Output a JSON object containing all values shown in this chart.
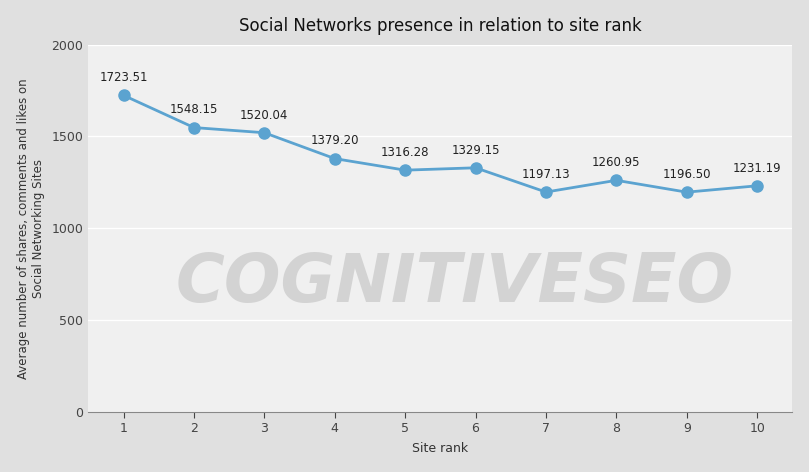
{
  "title": "Social Networks presence in relation to site rank",
  "xlabel": "Site rank",
  "ylabel": "Average number of shares, comments and likes on\nSocial Networking Sites",
  "x": [
    1,
    2,
    3,
    4,
    5,
    6,
    7,
    8,
    9,
    10
  ],
  "y": [
    1723.51,
    1548.15,
    1520.04,
    1379.2,
    1316.28,
    1329.15,
    1197.13,
    1260.95,
    1196.5,
    1231.19
  ],
  "labels": [
    "1723.51",
    "1548.15",
    "1520.04",
    "1379.20",
    "1316.28",
    "1329.15",
    "1197.13",
    "1260.95",
    "1196.50",
    "1231.19"
  ],
  "line_color": "#5ba3d0",
  "marker_color": "#5ba3d0",
  "plot_bg_color": "#f0f0f0",
  "outer_bg_color": "#e0e0e0",
  "grid_color": "#ffffff",
  "watermark": "COGNITIVESEO",
  "watermark_color": "#d0d0d0",
  "watermark_alpha": 0.9,
  "ylim": [
    0,
    2000
  ],
  "yticks": [
    0,
    500,
    1000,
    1500,
    2000
  ],
  "title_fontsize": 12,
  "label_fontsize": 8.5,
  "axis_label_fontsize": 9,
  "tick_fontsize": 9,
  "watermark_fontsize": 48,
  "line_width": 2.0,
  "marker_size": 8
}
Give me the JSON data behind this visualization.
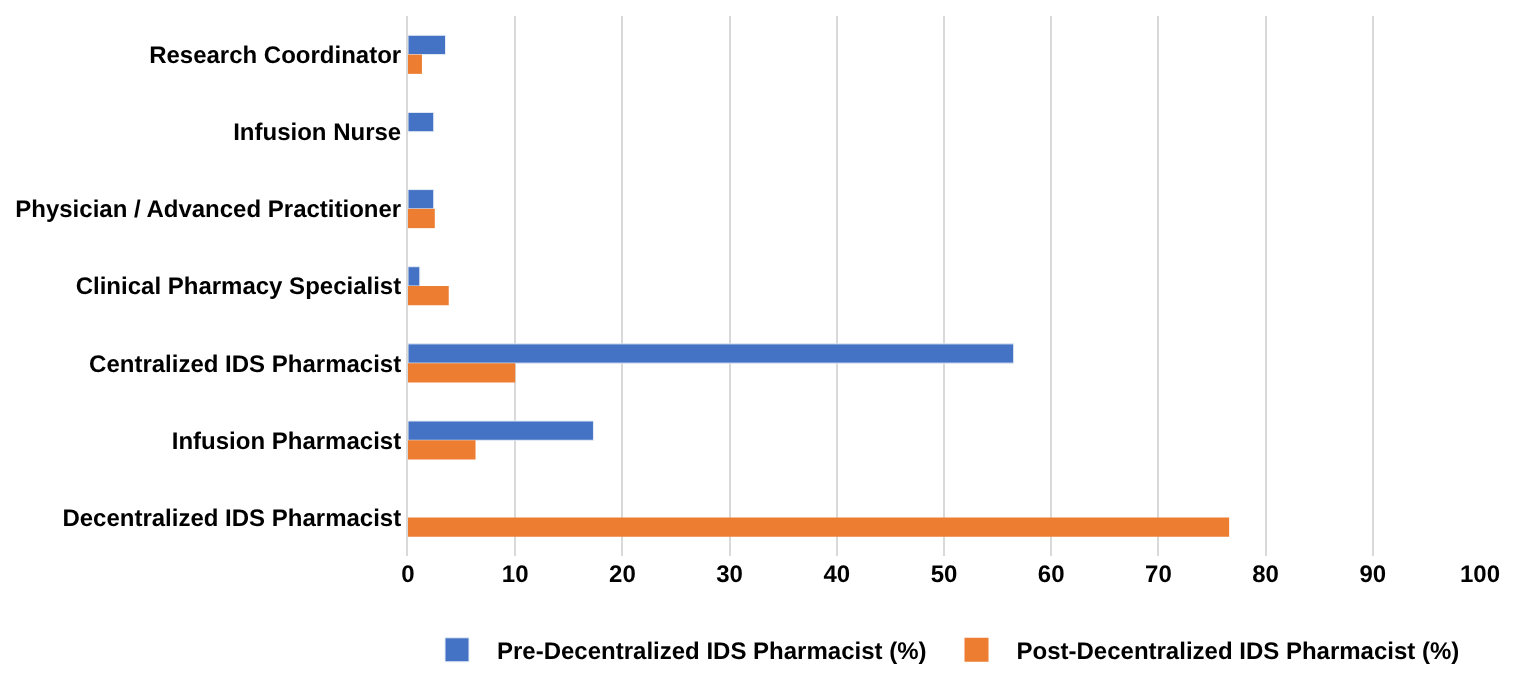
{
  "chart_data": {
    "type": "bar",
    "orientation": "horizontal",
    "categories": [
      "Research Coordinator",
      "Infusion Nurse",
      "Physician / Advanced Practitioner",
      "Clinical Pharmacy Specialist",
      "Centralized IDS Pharmacist",
      "Infusion Pharmacist",
      "Decentralized IDS Pharmacist"
    ],
    "series": [
      {
        "name": "Pre-Decentralized IDS Pharmacist (%)",
        "color": "#4472c4",
        "values": [
          3.5,
          2.4,
          2.4,
          1.1,
          56.5,
          17.3,
          null
        ]
      },
      {
        "name": "Post-Decentralized IDS Pharmacist (%)",
        "color": "#ed7d31",
        "values": [
          1.3,
          null,
          2.5,
          3.8,
          10.0,
          6.3,
          76.6
        ]
      }
    ],
    "xlim": [
      0,
      100
    ],
    "xticks": [
      0,
      10,
      20,
      30,
      40,
      50,
      60,
      70,
      80,
      90,
      100
    ],
    "grid": "x",
    "legend": "bottom"
  }
}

★ ★ ★ ★

Pictures stay out; retype only the lines from the line containing "Give me the" through the end of the listing, inclusive, exactly as they appear.

Give me the JSON data behind this visualization.
{
  "chart_data": {
    "type": "bar",
    "orientation": "horizontal",
    "categories": [
      "Research Coordinator",
      "Infusion Nurse",
      "Physician / Advanced Practitioner",
      "Clinical Pharmacy Specialist",
      "Centralized IDS Pharmacist",
      "Infusion Pharmacist",
      "Decentralized IDS Pharmacist"
    ],
    "series": [
      {
        "name": "Pre-Decentralized IDS Pharmacist (%)",
        "color": "#4472c4",
        "values": [
          3.5,
          2.4,
          2.4,
          1.1,
          56.5,
          17.3,
          null
        ]
      },
      {
        "name": "Post-Decentralized IDS Pharmacist (%)",
        "color": "#ed7d31",
        "values": [
          1.3,
          null,
          2.5,
          3.8,
          10.0,
          6.3,
          76.6
        ]
      }
    ],
    "xlim": [
      0,
      100
    ],
    "xticks": [
      0,
      10,
      20,
      30,
      40,
      50,
      60,
      70,
      80,
      90,
      100
    ],
    "grid": "x",
    "legend": "bottom"
  }
}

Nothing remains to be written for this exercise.